Set task -
Provide only the number of lines where "marker" occurs.

________

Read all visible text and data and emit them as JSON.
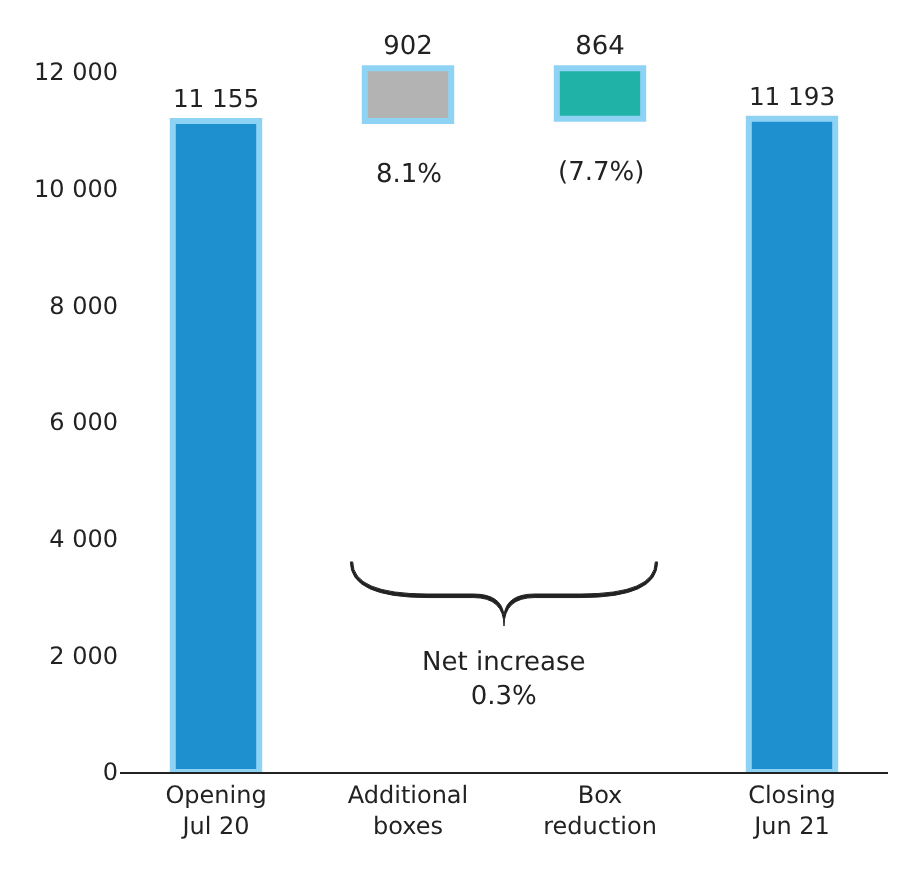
{
  "chart_data": {
    "type": "bar",
    "categories": [
      "Opening\nJul 20",
      "Additional\nboxes",
      "Box\nreduction",
      "Closing\nJun 21"
    ],
    "values": [
      11155,
      902,
      864,
      11193
    ],
    "base": [
      0,
      11155,
      11193,
      0
    ],
    "colors": [
      "#1e90d0",
      "#b3b3b3",
      "#20b2a6",
      "#1e90d0"
    ],
    "value_labels": [
      "11 155",
      "902",
      "864",
      "11 193"
    ],
    "ylim": [
      0,
      12200
    ],
    "yticks": [
      {
        "value": 0,
        "label": "0"
      },
      {
        "value": 2000,
        "label": "2 000"
      },
      {
        "value": 4000,
        "label": "4 000"
      },
      {
        "value": 6000,
        "label": "6 000"
      },
      {
        "value": 8000,
        "label": "8 000"
      },
      {
        "value": 10000,
        "label": "10 000"
      },
      {
        "value": 12000,
        "label": "12 000"
      }
    ],
    "annotations": [
      "8.1%",
      "(7.7%)",
      "Net increase\n0.3%"
    ],
    "legend": false
  }
}
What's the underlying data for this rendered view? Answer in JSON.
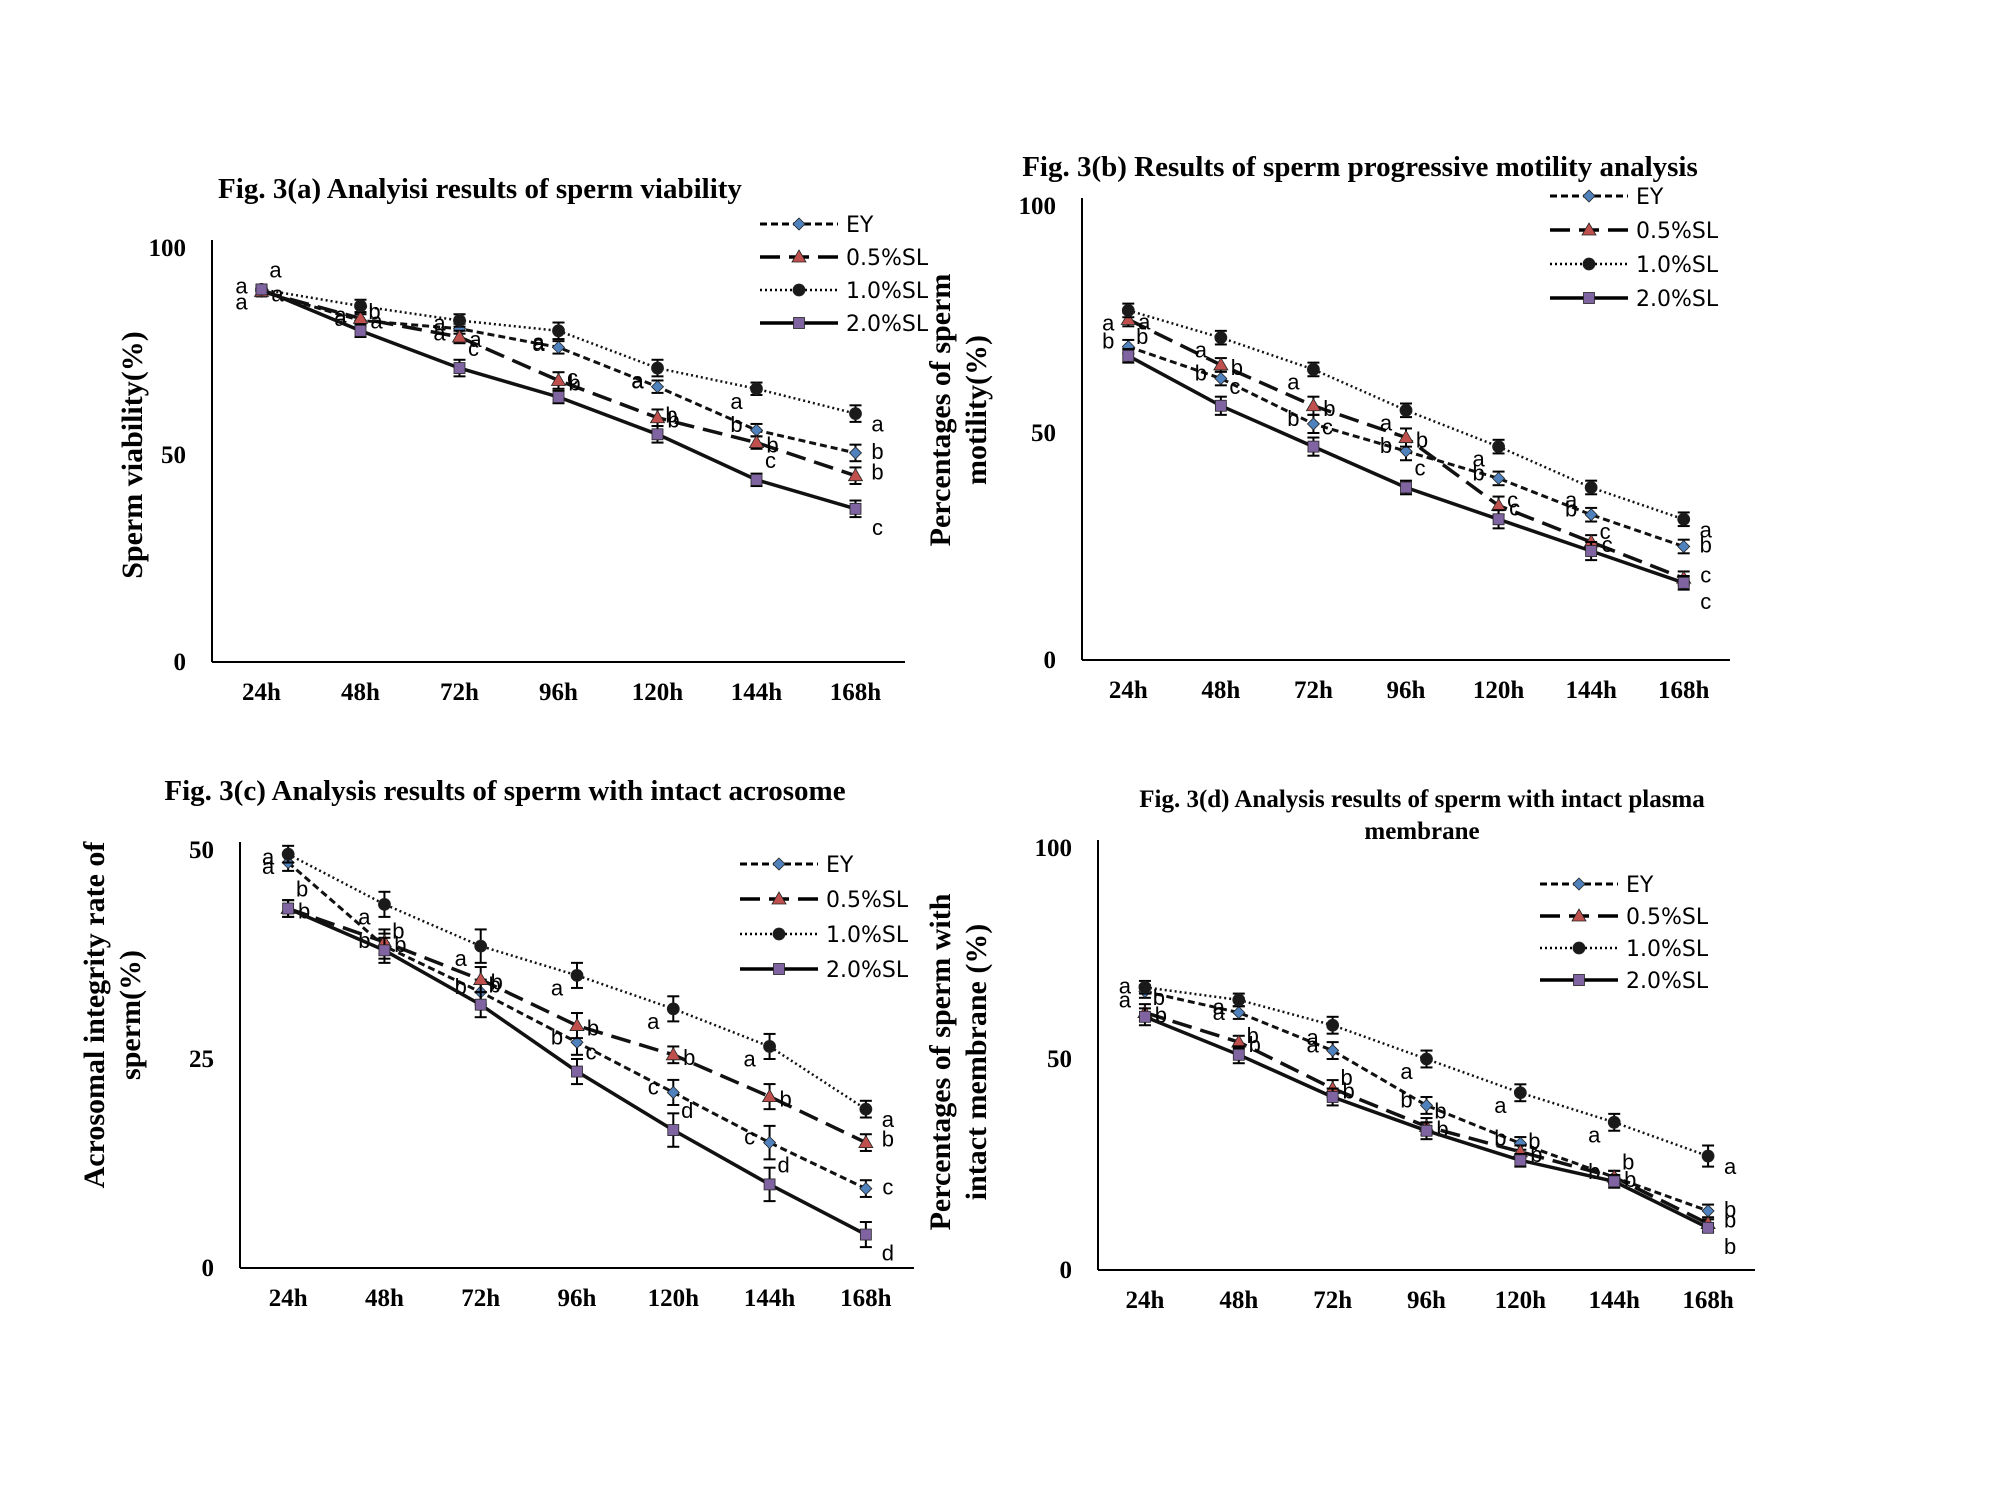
{
  "chart_data": [
    {
      "type": "line",
      "title": [
        "Fig. 3(a) Analyisi results of sperm viability"
      ],
      "ylabel": [
        "Sperm viability(%)"
      ],
      "categories": [
        "24h",
        "48h",
        "72h",
        "96h",
        "120h",
        "144h",
        "168h"
      ],
      "ylim": [
        0,
        100
      ],
      "yticks": [
        0,
        50,
        100
      ],
      "legend": "top-right",
      "series": [
        {
          "name": "EY",
          "values": [
            89.5,
            82.5,
            80.5,
            76,
            66.5,
            56,
            50.5
          ],
          "err": [
            1.2,
            1.5,
            1.2,
            1.5,
            1.5,
            1.5,
            2
          ],
          "sig": [
            "a",
            "a",
            "a",
            "a",
            "a",
            "b",
            "b"
          ]
        },
        {
          "name": "0.5%SL",
          "values": [
            89.5,
            83,
            78.5,
            68,
            59,
            53,
            45
          ],
          "err": [
            1,
            1.5,
            1.5,
            2,
            2,
            1.5,
            2
          ],
          "sig": [
            "a",
            "a",
            "a",
            "b",
            "b",
            "b",
            "b"
          ]
        },
        {
          "name": "1.0%SL",
          "values": [
            90,
            86,
            82.5,
            80,
            71,
            66,
            60
          ],
          "err": [
            1,
            1.5,
            1.5,
            2,
            2,
            1.5,
            2
          ],
          "sig": [
            "a",
            "a",
            "a",
            "a",
            "a",
            "a",
            "a"
          ]
        },
        {
          "name": "2.0%SL",
          "values": [
            90,
            80,
            71,
            64,
            55,
            44,
            37
          ],
          "err": [
            1,
            1.5,
            2,
            1.5,
            2,
            1.5,
            2
          ],
          "sig": [
            "a",
            "b",
            "c",
            "c",
            "b",
            "c",
            "c"
          ]
        }
      ]
    },
    {
      "type": "line",
      "title": [
        "Fig. 3(b) Results of sperm progressive motility analysis"
      ],
      "ylabel": [
        "Percentages of sperm",
        "motility(%)"
      ],
      "categories": [
        "24h",
        "48h",
        "72h",
        "96h",
        "120h",
        "144h",
        "168h"
      ],
      "ylim": [
        0,
        100
      ],
      "yticks": [
        0,
        50,
        100
      ],
      "legend": "top-right",
      "series": [
        {
          "name": "EY",
          "values": [
            69,
            62,
            52,
            46,
            40,
            32,
            25
          ],
          "err": [
            1.5,
            1.5,
            2,
            2,
            1.5,
            1.5,
            1.5
          ],
          "sig": [
            "b",
            "b",
            "b",
            "b",
            "b",
            "b",
            "b"
          ]
        },
        {
          "name": "0.5%SL",
          "values": [
            75,
            65,
            56,
            49,
            34,
            26,
            18
          ],
          "err": [
            1.5,
            1.5,
            2,
            2,
            2,
            1.5,
            1.5
          ],
          "sig": [
            "a",
            "b",
            "b",
            "b",
            "c",
            "c",
            "c"
          ]
        },
        {
          "name": "1.0%SL",
          "values": [
            77,
            71,
            64,
            55,
            47,
            38,
            31
          ],
          "err": [
            1.5,
            1.5,
            1.5,
            1.5,
            1.5,
            1.5,
            1.5
          ],
          "sig": [
            "a",
            "a",
            "a",
            "a",
            "a",
            "a",
            "a"
          ]
        },
        {
          "name": "2.0%SL",
          "values": [
            67,
            56,
            47,
            38,
            31,
            24,
            17
          ],
          "err": [
            1.5,
            2,
            2,
            1.5,
            2,
            2,
            1.5
          ],
          "sig": [
            "b",
            "c",
            "c",
            "c",
            "c",
            "c",
            "c"
          ]
        }
      ]
    },
    {
      "type": "line",
      "title": [
        "Fig. 3(c) Analysis results of sperm with intact acrosome"
      ],
      "ylabel": [
        "Acrosomal integrity rate of",
        "sperm(%)"
      ],
      "categories": [
        "24h",
        "48h",
        "72h",
        "96h",
        "120h",
        "144h",
        "168h"
      ],
      "ylim": [
        0,
        50
      ],
      "yticks": [
        0,
        25,
        50
      ],
      "legend": "top-right",
      "series": [
        {
          "name": "EY",
          "values": [
            48.5,
            38.5,
            33,
            27,
            21,
            15,
            9.5
          ],
          "err": [
            1,
            1.5,
            1.5,
            1.5,
            1.5,
            2,
            1
          ],
          "sig": [
            "a",
            "b",
            "b",
            "b",
            "c",
            "c",
            "c"
          ]
        },
        {
          "name": "0.5%SL",
          "values": [
            43,
            39,
            34.5,
            29,
            25.5,
            20.5,
            15
          ],
          "err": [
            1,
            1.5,
            1.5,
            1.5,
            1,
            1.5,
            1
          ],
          "sig": [
            "b",
            "b",
            "b",
            "b",
            "b",
            "b",
            "b"
          ]
        },
        {
          "name": "1.0%SL",
          "values": [
            49.5,
            43.5,
            38.5,
            35,
            31,
            26.5,
            19
          ],
          "err": [
            1,
            1.5,
            2,
            1.5,
            1.5,
            1.5,
            1
          ],
          "sig": [
            "a",
            "a",
            "a",
            "a",
            "a",
            "a",
            "a"
          ]
        },
        {
          "name": "2.0%SL",
          "values": [
            43,
            38,
            31.5,
            23.5,
            16.5,
            10,
            4
          ],
          "err": [
            1,
            1.5,
            1.5,
            1.5,
            2,
            2,
            1.5
          ],
          "sig": [
            "b",
            "b",
            "b",
            "c",
            "d",
            "d",
            "d"
          ]
        }
      ]
    },
    {
      "type": "line",
      "title": [
        "Fig. 3(d) Analysis results of sperm with intact  plasma",
        "membrane"
      ],
      "ylabel": [
        "Percentages of sperm with",
        "intact membrane (%)"
      ],
      "categories": [
        "24h",
        "48h",
        "72h",
        "96h",
        "120h",
        "144h",
        "168h"
      ],
      "ylim": [
        0,
        100
      ],
      "yticks": [
        0,
        50,
        100
      ],
      "legend": "top-right",
      "series": [
        {
          "name": "EY",
          "values": [
            66,
            61,
            52,
            39,
            30,
            22,
            14
          ],
          "err": [
            1.5,
            1.5,
            2,
            2,
            1.5,
            1.5,
            1.5
          ],
          "sig": [
            "a",
            "a",
            "a",
            "b",
            "b",
            "b",
            "b"
          ]
        },
        {
          "name": "0.5%SL",
          "values": [
            61,
            54,
            43,
            34,
            28,
            22,
            11
          ],
          "err": [
            2,
            1.5,
            2,
            2,
            1.5,
            1.5,
            1
          ],
          "sig": [
            "b",
            "b",
            "b",
            "b",
            "b",
            "b",
            "b"
          ]
        },
        {
          "name": "1.0%SL",
          "values": [
            67,
            64,
            58,
            50,
            42,
            35,
            27
          ],
          "err": [
            1.5,
            1.5,
            2,
            2,
            2,
            2,
            2.5
          ],
          "sig": [
            "a",
            "a",
            "a",
            "a",
            "a",
            "a",
            "a"
          ]
        },
        {
          "name": "2.0%SL",
          "values": [
            60,
            51,
            41,
            33,
            26,
            21,
            10
          ],
          "err": [
            2,
            2,
            2,
            2,
            1.5,
            1.5,
            1
          ],
          "sig": [
            "b",
            "b",
            "b",
            "b",
            "b",
            "b",
            "b"
          ]
        }
      ]
    }
  ],
  "styles": {
    "EY": {
      "dash": "7,4",
      "width": 3,
      "color": "#111111",
      "marker": "diamond",
      "mcolor": "#4f81bd"
    },
    "0.5%SL": {
      "dash": "20,9",
      "width": 3.5,
      "color": "#111111",
      "marker": "triangle",
      "mcolor": "#c0504d"
    },
    "1.0%SL": {
      "dash": "2,3",
      "width": 2.5,
      "color": "#111111",
      "marker": "circle",
      "mcolor": "#1a1a1a"
    },
    "2.0%SL": {
      "dash": "",
      "width": 3.5,
      "color": "#111111",
      "marker": "square",
      "mcolor": "#8064a2"
    }
  }
}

________

Result -
4